WHAT YOU ARE ASKED TO DO: Copy the listing verbatim, from its first line through the line containing "hashtag-link[interactable]: #nvertis [700,134,749,150]".

INPUT MATERIAL:
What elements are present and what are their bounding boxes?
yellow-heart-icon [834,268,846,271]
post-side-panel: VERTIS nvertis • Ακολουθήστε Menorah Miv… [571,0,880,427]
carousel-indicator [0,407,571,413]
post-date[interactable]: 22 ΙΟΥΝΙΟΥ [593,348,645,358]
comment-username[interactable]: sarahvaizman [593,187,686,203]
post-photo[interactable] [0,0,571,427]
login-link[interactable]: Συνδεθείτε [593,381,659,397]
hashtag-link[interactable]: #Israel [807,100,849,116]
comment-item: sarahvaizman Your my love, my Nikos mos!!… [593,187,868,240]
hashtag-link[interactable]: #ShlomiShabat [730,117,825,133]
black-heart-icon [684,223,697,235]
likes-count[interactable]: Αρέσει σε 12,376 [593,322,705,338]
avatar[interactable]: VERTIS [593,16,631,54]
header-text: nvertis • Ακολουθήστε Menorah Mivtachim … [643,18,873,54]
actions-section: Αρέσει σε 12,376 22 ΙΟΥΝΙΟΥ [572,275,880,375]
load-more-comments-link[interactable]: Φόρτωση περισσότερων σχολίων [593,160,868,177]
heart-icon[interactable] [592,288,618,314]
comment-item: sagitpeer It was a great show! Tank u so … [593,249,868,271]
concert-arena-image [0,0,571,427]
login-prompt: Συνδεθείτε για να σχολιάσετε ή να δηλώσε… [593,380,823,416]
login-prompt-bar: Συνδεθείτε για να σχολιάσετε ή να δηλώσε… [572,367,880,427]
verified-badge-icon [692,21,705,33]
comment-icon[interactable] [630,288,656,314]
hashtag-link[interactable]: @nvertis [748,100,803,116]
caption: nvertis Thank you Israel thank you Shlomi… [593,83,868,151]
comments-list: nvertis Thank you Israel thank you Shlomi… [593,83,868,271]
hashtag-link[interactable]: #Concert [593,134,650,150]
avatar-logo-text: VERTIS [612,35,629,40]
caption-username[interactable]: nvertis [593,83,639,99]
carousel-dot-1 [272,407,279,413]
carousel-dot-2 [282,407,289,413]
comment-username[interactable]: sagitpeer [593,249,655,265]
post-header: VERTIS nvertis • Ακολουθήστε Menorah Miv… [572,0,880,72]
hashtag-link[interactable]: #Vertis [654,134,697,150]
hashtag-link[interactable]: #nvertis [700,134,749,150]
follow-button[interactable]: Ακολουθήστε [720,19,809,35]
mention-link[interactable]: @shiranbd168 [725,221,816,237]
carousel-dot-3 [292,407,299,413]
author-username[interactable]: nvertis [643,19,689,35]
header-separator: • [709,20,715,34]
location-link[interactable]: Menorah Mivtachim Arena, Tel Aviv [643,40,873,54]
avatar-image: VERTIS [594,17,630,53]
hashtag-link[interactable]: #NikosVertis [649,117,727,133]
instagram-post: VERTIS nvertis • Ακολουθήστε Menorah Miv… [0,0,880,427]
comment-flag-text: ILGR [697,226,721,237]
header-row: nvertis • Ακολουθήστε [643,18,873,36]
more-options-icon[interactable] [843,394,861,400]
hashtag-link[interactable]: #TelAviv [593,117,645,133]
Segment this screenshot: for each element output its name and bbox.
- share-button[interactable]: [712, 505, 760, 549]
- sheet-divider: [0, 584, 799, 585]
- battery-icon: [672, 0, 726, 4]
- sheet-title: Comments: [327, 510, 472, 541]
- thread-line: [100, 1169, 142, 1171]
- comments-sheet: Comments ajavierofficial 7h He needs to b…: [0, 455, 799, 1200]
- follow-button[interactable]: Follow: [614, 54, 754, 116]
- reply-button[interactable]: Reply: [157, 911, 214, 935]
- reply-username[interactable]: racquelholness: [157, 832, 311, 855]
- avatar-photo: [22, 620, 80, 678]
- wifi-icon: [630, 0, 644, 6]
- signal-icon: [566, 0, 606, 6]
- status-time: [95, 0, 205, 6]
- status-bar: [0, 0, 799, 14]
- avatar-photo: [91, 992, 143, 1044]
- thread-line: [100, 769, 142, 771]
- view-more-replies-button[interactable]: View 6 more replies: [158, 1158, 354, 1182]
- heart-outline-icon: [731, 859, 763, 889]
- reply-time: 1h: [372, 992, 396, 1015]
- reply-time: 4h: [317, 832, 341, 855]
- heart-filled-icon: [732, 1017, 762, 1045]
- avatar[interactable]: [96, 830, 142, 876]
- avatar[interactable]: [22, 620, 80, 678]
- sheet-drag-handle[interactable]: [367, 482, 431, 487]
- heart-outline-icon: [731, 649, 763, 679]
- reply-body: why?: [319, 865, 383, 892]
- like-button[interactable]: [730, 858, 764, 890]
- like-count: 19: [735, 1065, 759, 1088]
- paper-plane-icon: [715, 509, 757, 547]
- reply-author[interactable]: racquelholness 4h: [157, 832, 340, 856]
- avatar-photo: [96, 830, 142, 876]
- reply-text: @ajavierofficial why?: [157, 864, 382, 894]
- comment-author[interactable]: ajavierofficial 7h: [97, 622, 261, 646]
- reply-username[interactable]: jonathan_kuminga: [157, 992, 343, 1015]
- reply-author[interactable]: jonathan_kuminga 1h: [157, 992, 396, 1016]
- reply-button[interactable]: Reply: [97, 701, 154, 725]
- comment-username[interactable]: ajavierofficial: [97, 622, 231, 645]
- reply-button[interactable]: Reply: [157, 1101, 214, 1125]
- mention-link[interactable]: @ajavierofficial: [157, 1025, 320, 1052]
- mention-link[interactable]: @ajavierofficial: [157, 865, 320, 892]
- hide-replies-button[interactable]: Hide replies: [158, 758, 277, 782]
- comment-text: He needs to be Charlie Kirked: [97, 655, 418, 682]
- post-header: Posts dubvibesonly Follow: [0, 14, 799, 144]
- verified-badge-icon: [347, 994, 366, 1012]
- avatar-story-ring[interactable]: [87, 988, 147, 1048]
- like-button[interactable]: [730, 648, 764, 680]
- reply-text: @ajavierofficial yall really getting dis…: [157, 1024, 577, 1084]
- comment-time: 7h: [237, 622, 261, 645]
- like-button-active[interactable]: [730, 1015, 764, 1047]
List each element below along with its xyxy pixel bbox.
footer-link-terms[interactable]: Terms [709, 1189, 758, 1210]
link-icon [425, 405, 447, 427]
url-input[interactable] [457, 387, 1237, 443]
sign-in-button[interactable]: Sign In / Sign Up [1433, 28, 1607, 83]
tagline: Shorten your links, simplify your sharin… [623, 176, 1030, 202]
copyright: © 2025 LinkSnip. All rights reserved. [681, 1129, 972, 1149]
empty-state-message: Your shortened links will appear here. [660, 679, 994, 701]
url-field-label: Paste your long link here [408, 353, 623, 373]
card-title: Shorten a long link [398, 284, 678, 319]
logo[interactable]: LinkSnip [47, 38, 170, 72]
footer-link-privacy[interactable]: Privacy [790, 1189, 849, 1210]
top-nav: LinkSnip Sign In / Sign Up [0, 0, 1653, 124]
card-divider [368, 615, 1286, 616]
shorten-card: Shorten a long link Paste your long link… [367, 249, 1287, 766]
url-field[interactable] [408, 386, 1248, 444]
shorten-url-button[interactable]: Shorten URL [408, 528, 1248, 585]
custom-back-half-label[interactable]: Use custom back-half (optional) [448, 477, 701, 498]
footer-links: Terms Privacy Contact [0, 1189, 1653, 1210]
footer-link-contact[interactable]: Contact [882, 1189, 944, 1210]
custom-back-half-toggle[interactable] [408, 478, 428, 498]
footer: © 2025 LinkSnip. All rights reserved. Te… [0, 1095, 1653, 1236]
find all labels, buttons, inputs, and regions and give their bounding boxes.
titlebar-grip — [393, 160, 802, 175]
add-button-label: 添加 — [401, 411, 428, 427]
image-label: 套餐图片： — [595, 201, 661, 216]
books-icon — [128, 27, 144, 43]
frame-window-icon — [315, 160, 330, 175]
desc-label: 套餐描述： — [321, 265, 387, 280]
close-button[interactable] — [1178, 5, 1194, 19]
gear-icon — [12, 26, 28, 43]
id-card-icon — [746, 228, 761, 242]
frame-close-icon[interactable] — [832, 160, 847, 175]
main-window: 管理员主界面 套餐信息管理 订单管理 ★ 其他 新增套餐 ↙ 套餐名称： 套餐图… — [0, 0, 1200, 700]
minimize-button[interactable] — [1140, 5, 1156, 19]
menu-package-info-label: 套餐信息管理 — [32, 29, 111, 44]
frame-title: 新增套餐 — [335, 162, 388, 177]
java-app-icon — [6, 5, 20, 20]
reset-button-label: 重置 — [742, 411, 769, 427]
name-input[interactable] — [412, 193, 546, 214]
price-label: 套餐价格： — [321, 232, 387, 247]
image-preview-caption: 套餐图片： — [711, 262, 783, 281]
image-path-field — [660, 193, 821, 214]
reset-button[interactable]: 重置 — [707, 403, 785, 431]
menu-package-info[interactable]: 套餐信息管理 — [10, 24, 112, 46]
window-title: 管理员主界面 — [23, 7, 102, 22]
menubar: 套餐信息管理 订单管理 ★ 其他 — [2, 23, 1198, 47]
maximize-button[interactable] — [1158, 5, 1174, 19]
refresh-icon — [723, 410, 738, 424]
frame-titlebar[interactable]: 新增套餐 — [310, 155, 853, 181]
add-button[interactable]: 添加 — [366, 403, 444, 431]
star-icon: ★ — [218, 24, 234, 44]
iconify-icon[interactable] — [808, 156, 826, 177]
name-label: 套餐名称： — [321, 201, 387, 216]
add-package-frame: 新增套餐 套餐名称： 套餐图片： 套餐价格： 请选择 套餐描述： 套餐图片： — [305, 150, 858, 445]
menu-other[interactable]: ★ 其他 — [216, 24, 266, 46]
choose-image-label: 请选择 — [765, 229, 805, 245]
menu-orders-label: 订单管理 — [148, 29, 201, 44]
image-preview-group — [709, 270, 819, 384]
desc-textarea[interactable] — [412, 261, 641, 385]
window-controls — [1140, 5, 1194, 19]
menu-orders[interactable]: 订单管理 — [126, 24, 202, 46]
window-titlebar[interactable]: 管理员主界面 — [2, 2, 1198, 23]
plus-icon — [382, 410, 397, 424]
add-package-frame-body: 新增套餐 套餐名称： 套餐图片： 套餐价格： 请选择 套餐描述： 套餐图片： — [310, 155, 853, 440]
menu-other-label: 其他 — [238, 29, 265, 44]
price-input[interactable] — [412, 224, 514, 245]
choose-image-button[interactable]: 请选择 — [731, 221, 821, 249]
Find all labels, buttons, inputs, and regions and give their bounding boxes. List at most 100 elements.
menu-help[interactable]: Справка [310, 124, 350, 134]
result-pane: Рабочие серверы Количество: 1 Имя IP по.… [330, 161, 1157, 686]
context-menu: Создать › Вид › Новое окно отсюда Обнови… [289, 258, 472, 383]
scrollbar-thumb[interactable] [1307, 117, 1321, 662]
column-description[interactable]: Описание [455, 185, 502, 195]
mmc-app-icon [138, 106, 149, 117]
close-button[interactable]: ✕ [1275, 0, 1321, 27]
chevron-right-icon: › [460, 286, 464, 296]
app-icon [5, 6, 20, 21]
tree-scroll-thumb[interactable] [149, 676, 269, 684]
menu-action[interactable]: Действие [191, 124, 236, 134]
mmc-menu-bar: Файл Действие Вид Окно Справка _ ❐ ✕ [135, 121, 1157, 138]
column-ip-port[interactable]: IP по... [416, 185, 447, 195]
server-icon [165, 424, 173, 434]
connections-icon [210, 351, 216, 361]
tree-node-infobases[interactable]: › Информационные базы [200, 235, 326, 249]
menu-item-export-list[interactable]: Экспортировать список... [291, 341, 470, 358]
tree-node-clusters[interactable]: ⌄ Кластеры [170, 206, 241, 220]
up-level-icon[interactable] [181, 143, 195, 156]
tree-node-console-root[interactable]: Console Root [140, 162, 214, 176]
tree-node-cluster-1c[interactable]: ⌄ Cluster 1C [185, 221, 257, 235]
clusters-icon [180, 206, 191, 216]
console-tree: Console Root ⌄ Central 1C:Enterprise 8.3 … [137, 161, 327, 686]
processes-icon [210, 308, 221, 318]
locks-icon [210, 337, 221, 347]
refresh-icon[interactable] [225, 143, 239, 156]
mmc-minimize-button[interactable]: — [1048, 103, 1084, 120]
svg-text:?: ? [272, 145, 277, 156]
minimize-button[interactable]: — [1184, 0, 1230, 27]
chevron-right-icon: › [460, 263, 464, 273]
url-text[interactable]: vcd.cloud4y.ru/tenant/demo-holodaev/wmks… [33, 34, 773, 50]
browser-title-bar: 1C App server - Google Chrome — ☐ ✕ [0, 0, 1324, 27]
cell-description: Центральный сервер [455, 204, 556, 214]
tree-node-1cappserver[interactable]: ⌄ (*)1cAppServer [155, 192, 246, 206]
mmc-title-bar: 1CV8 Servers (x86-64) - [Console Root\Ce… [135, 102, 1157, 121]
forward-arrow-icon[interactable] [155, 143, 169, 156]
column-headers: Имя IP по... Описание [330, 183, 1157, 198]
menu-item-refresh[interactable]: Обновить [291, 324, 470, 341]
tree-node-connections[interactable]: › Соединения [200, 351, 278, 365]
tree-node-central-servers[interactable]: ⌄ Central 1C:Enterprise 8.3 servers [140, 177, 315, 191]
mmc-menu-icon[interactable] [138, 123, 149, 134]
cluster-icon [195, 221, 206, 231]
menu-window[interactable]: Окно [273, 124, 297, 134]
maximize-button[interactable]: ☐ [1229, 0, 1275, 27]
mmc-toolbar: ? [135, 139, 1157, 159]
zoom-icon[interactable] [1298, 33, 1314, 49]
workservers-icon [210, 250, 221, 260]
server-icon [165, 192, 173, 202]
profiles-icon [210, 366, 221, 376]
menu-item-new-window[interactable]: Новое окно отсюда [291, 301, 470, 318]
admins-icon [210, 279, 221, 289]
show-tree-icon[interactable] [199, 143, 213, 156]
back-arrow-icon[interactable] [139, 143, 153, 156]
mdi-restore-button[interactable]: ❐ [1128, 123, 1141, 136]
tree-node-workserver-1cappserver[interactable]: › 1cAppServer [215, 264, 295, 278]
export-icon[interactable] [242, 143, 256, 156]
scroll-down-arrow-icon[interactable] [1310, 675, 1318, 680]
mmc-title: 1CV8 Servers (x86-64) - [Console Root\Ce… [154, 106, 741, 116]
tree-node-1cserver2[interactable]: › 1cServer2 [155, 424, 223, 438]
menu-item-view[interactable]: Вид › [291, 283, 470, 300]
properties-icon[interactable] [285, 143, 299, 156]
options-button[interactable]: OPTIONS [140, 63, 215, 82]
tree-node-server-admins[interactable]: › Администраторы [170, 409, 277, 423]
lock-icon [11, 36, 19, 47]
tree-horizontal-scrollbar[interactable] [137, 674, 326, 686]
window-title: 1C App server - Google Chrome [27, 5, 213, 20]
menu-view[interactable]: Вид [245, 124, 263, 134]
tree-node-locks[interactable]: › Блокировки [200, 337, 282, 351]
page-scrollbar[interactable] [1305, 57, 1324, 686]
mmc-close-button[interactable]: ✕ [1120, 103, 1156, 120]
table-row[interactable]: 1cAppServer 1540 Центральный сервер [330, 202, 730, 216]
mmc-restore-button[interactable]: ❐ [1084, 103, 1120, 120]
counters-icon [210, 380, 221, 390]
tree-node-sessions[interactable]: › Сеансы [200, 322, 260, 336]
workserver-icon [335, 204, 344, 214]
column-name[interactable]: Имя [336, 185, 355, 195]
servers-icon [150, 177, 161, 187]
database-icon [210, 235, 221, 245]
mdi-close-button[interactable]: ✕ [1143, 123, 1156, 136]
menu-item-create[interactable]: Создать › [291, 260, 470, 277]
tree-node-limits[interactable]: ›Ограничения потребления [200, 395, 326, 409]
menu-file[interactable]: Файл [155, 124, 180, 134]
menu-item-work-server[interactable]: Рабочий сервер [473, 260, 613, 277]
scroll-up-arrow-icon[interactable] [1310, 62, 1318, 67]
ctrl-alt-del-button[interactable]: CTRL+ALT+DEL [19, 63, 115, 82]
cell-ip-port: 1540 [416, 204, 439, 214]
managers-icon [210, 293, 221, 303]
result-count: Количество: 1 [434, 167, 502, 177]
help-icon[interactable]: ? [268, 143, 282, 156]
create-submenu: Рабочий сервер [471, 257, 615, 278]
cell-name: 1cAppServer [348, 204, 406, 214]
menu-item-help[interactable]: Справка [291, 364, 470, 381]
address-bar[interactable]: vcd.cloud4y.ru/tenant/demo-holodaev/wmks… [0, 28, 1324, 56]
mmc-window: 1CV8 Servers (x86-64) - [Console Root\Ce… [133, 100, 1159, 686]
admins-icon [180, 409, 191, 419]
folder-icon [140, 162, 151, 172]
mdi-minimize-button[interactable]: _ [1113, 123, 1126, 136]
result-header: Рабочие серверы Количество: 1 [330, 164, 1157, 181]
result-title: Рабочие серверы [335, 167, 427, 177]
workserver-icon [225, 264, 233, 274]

RESPONSE:
What elements are present and what are their bounding boxes?
yellow-heart-icon [834,268,846,271]
post-side-panel: VERTIS nvertis • Ακολουθήστε Menorah Miv… [571,0,880,427]
carousel-indicator [0,407,571,413]
post-date[interactable]: 22 ΙΟΥΝΙΟΥ [593,348,645,358]
comment-username[interactable]: sarahvaizman [593,187,686,203]
post-photo[interactable] [0,0,571,427]
login-link[interactable]: Συνδεθείτε [593,381,659,397]
hashtag-link[interactable]: #Israel [807,100,849,116]
comment-item: sarahvaizman Your my love, my Nikos mos!!… [593,187,868,240]
hashtag-link[interactable]: #ShlomiShabat [730,117,825,133]
black-heart-icon [684,223,697,235]
likes-count[interactable]: Αρέσει σε 12,376 [593,322,705,338]
avatar[interactable]: VERTIS [593,16,631,54]
header-text: nvertis • Ακολουθήστε Menorah Mivtachim … [643,18,873,54]
actions-section: Αρέσει σε 12,376 22 ΙΟΥΝΙΟΥ [572,275,880,375]
load-more-comments-link[interactable]: Φόρτωση περισσότερων σχολίων [593,160,868,177]
heart-icon[interactable] [592,288,618,314]
comment-item: sagitpeer It was a great show! Tank u so … [593,249,868,271]
concert-arena-image [0,0,571,427]
login-prompt: Συνδεθείτε για να σχολιάσετε ή να δηλώσε… [593,380,823,416]
login-prompt-bar: Συνδεθείτε για να σχολιάσετε ή να δηλώσε… [572,367,880,427]
verified-badge-icon [692,21,705,33]
comment-icon[interactable] [630,288,656,314]
hashtag-link[interactable]: @nvertis [748,100,803,116]
caption: nvertis Thank you Israel thank you Shlomi… [593,83,868,151]
comments-list: nvertis Thank you Israel thank you Shlomi… [593,83,868,271]
hashtag-link[interactable]: #Concert [593,134,650,150]
avatar-logo-text: VERTIS [612,35,629,40]
caption-username[interactable]: nvertis [593,83,639,99]
carousel-dot-1 [272,407,279,413]
carousel-dot-2 [282,407,289,413]
comment-username[interactable]: sagitpeer [593,249,655,265]
post-header: VERTIS nvertis • Ακολουθήστε Menorah Miv… [572,0,880,72]
hashtag-link[interactable]: #Vertis [654,134,697,150]
hashtag-link[interactable]: #nvertis [700,134,749,150]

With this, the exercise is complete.